>> START PROVIDED RECORDS

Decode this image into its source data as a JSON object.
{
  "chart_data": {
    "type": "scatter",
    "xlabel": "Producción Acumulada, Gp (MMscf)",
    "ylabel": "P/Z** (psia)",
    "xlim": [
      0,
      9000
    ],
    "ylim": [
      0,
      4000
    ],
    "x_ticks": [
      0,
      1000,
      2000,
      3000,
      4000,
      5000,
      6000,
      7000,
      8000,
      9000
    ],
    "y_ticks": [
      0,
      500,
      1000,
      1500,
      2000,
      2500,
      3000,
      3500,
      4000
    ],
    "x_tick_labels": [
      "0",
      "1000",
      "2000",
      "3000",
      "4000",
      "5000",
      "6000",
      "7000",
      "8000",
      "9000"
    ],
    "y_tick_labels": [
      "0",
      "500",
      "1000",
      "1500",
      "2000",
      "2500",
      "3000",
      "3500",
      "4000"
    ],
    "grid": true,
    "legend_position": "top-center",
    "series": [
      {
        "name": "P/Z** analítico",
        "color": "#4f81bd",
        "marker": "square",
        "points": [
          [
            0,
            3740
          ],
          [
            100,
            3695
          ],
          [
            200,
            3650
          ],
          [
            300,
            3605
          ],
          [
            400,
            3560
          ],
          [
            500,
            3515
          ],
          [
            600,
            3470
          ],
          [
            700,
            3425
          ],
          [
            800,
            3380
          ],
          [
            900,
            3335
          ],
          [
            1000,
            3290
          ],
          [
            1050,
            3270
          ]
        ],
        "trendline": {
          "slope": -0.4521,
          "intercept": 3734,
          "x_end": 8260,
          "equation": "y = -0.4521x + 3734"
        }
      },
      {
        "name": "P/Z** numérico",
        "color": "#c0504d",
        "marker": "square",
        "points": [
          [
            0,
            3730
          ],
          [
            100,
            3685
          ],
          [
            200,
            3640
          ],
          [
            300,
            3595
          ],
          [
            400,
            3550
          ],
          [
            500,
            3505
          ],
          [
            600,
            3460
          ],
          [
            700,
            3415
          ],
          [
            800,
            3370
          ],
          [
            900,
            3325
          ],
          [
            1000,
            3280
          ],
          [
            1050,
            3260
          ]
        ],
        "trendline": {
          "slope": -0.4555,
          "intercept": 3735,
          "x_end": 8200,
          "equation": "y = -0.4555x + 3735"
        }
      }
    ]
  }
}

>> END PROVIDED RECORDS

• REQUIRED WORK
Write out the full listing, keeping every line exactly as it is.

• EXPECTED ANSWER
Decode this image into its source data as a JSON object.
{
  "chart_data": {
    "type": "scatter",
    "xlabel": "Producción Acumulada, Gp (MMscf)",
    "ylabel": "P/Z** (psia)",
    "xlim": [
      0,
      9000
    ],
    "ylim": [
      0,
      4000
    ],
    "x_ticks": [
      0,
      1000,
      2000,
      3000,
      4000,
      5000,
      6000,
      7000,
      8000,
      9000
    ],
    "y_ticks": [
      0,
      500,
      1000,
      1500,
      2000,
      2500,
      3000,
      3500,
      4000
    ],
    "x_tick_labels": [
      "0",
      "1000",
      "2000",
      "3000",
      "4000",
      "5000",
      "6000",
      "7000",
      "8000",
      "9000"
    ],
    "y_tick_labels": [
      "0",
      "500",
      "1000",
      "1500",
      "2000",
      "2500",
      "3000",
      "3500",
      "4000"
    ],
    "grid": true,
    "legend_position": "top-center",
    "series": [
      {
        "name": "P/Z** analítico",
        "color": "#4f81bd",
        "marker": "square",
        "points": [
          [
            0,
            3740
          ],
          [
            100,
            3695
          ],
          [
            200,
            3650
          ],
          [
            300,
            3605
          ],
          [
            400,
            3560
          ],
          [
            500,
            3515
          ],
          [
            600,
            3470
          ],
          [
            700,
            3425
          ],
          [
            800,
            3380
          ],
          [
            900,
            3335
          ],
          [
            1000,
            3290
          ],
          [
            1050,
            3270
          ]
        ],
        "trendline": {
          "slope": -0.4521,
          "intercept": 3734,
          "x_end": 8260,
          "equation": "y = -0.4521x + 3734"
        }
      },
      {
        "name": "P/Z** numérico",
        "color": "#c0504d",
        "marker": "square",
        "points": [
          [
            0,
            3730
          ],
          [
            100,
            3685
          ],
          [
            200,
            3640
          ],
          [
            300,
            3595
          ],
          [
            400,
            3550
          ],
          [
            500,
            3505
          ],
          [
            600,
            3460
          ],
          [
            700,
            3415
          ],
          [
            800,
            3370
          ],
          [
            900,
            3325
          ],
          [
            1000,
            3280
          ],
          [
            1050,
            3260
          ]
        ],
        "trendline": {
          "slope": -0.4555,
          "intercept": 3735,
          "x_end": 8200,
          "equation": "y = -0.4555x + 3735"
        }
      }
    ]
  }
}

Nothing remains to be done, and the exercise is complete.